__Énoncé de la tâche__
Pouvez-vous recopier à l'identique les lignes allant de celle qui contient « comment-timestamp[interactable]: 3 hrs » jusqu'à celle qui contient « Localize all elements. », ces deux lignes comprises ?

────

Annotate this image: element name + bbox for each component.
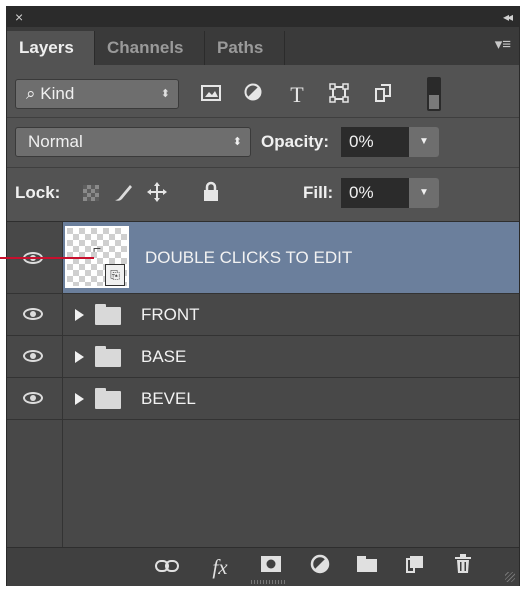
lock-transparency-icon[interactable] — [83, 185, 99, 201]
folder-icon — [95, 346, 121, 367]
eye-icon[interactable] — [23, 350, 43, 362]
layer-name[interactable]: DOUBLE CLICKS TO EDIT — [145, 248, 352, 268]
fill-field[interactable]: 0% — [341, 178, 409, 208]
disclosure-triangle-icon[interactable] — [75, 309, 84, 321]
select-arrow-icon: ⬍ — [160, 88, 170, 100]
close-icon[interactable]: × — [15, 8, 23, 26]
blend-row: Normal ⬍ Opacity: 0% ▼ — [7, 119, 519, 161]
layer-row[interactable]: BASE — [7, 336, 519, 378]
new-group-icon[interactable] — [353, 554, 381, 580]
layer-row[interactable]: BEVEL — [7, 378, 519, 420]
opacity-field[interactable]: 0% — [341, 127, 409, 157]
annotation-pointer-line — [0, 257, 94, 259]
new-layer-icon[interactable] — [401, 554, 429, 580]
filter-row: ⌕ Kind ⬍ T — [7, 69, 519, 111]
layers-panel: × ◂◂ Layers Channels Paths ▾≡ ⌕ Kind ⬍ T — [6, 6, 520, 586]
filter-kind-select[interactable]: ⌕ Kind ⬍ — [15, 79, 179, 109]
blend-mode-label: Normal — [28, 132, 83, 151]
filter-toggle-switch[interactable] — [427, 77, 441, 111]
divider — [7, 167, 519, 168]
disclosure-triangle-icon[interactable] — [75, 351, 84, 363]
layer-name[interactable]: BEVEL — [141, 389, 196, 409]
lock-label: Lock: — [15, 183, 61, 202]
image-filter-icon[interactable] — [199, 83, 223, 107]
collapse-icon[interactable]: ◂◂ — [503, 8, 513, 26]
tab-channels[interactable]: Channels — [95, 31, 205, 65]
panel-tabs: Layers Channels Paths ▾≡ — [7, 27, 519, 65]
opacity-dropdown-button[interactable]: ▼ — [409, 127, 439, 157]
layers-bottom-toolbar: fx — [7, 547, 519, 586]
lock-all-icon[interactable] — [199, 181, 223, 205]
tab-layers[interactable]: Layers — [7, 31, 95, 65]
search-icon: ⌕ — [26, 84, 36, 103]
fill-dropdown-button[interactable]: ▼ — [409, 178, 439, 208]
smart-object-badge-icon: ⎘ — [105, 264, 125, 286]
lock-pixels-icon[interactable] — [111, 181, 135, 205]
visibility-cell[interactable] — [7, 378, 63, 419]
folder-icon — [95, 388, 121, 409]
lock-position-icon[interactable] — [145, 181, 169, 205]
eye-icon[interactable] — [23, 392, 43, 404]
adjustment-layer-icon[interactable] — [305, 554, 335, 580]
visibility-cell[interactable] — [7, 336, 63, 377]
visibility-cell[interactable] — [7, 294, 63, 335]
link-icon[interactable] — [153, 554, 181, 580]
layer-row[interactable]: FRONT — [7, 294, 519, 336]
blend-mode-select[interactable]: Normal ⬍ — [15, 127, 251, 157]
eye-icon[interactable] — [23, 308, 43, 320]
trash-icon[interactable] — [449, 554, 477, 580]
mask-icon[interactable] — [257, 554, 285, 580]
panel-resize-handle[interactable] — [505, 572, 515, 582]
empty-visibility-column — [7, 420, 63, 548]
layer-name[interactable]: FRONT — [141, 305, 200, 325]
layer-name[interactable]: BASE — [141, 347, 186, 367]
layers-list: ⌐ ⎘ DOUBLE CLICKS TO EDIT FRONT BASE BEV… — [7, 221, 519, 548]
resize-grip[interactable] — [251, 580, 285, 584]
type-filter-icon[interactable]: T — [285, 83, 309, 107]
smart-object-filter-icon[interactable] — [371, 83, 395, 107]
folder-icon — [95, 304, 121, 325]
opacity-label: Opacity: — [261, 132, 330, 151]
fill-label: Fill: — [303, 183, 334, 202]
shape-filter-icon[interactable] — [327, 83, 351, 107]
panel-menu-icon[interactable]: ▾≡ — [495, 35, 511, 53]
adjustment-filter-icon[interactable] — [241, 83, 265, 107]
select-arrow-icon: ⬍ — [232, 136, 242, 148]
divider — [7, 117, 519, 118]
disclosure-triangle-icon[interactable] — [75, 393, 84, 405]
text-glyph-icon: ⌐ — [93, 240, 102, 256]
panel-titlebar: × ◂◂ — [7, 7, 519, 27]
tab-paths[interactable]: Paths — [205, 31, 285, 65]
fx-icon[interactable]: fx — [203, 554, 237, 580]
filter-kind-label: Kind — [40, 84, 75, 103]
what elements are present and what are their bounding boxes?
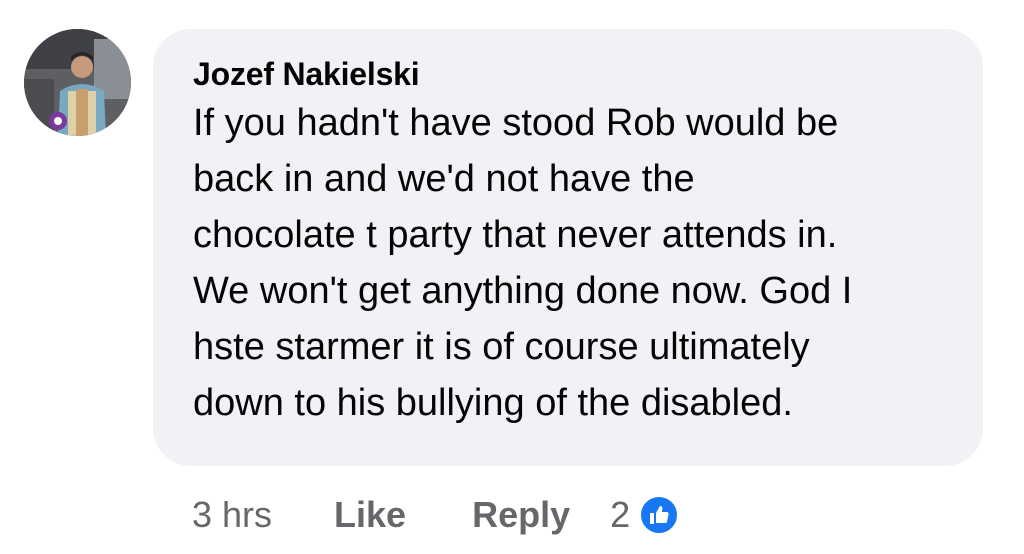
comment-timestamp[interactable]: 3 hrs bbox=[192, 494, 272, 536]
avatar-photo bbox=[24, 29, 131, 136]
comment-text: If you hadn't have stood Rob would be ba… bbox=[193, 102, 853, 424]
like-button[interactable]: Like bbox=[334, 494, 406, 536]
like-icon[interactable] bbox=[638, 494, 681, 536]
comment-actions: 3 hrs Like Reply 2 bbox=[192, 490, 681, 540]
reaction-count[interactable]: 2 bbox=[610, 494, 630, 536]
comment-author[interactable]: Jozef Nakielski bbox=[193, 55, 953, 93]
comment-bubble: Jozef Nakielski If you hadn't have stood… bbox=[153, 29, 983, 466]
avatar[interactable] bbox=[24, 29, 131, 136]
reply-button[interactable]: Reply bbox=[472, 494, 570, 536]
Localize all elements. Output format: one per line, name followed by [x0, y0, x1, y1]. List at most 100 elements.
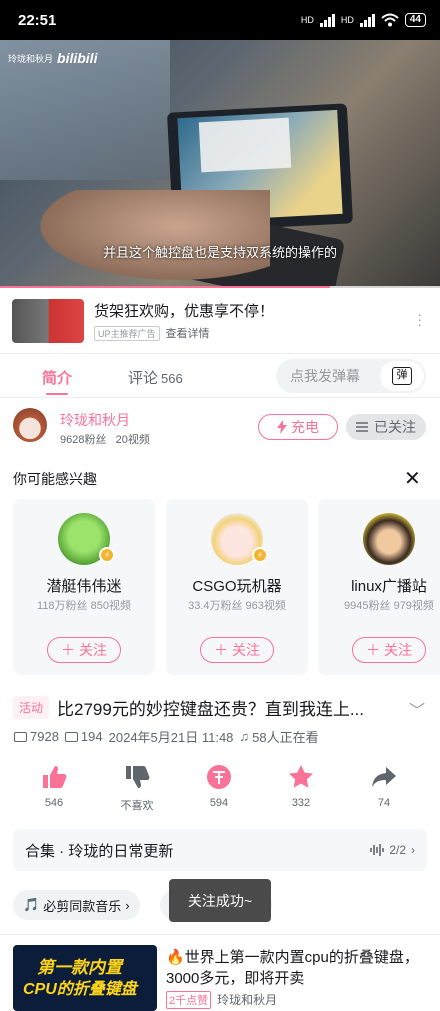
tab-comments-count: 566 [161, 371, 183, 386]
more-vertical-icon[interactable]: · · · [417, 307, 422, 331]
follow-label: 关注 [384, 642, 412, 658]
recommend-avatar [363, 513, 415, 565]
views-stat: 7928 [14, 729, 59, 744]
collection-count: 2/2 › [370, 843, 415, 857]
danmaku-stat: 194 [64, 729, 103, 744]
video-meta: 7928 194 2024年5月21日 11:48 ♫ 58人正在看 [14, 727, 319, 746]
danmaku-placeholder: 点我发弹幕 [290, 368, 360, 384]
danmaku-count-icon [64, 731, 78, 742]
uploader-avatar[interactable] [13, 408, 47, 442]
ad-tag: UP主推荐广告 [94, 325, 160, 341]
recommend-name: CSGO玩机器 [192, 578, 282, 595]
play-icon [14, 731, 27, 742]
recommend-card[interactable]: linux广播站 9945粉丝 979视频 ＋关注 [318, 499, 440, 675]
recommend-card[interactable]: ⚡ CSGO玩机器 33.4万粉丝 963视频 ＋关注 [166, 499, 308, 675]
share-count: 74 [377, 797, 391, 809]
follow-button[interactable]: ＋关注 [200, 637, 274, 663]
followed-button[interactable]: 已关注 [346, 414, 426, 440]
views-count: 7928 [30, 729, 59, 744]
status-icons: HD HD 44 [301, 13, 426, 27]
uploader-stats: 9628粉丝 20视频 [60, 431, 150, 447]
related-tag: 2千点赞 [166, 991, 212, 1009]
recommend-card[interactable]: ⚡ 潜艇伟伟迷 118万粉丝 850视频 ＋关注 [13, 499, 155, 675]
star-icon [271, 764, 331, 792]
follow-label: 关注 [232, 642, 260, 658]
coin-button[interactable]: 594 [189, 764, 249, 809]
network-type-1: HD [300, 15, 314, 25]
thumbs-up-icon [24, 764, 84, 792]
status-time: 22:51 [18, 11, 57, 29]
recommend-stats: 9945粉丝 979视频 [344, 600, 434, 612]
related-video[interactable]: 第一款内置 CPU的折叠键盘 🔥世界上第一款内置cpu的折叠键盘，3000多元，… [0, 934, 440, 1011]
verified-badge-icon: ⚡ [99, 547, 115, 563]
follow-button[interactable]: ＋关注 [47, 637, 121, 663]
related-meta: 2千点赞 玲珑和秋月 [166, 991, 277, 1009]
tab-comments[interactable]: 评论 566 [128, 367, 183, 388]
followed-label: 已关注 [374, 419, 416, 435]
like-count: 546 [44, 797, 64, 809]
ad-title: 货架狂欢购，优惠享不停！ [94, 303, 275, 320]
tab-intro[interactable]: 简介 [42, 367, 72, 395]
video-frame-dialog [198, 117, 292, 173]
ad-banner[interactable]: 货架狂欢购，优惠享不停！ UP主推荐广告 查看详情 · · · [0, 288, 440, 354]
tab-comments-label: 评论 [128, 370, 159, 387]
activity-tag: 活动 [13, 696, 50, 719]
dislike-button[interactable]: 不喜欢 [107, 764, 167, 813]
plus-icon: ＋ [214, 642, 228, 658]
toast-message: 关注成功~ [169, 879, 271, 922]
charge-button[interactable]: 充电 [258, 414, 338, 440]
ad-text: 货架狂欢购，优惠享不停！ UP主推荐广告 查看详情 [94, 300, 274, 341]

────

__Réponse__
comment-timestamp[interactable]: 3 hrs bbox=[192, 494, 272, 536]
avatar-photo bbox=[24, 29, 131, 136]
comment-text: If you hadn't have stood Rob would be ba… bbox=[193, 102, 853, 424]
like-button[interactable]: Like bbox=[334, 494, 406, 536]
like-icon[interactable] bbox=[638, 494, 681, 536]
comment-actions: 3 hrs Like Reply 2 bbox=[192, 490, 681, 540]
reaction-count[interactable]: 2 bbox=[610, 494, 630, 536]
comment-author[interactable]: Jozef Nakielski bbox=[193, 55, 953, 93]
comment-bubble: Jozef Nakielski If you hadn't have stood… bbox=[153, 29, 983, 466]
avatar[interactable] bbox=[24, 29, 131, 136]
reply-button[interactable]: Reply bbox=[472, 494, 570, 536]
Localize all elements. Output format: one per line, name followed by [x0, y0, x1, y1]. List at most 100 elements.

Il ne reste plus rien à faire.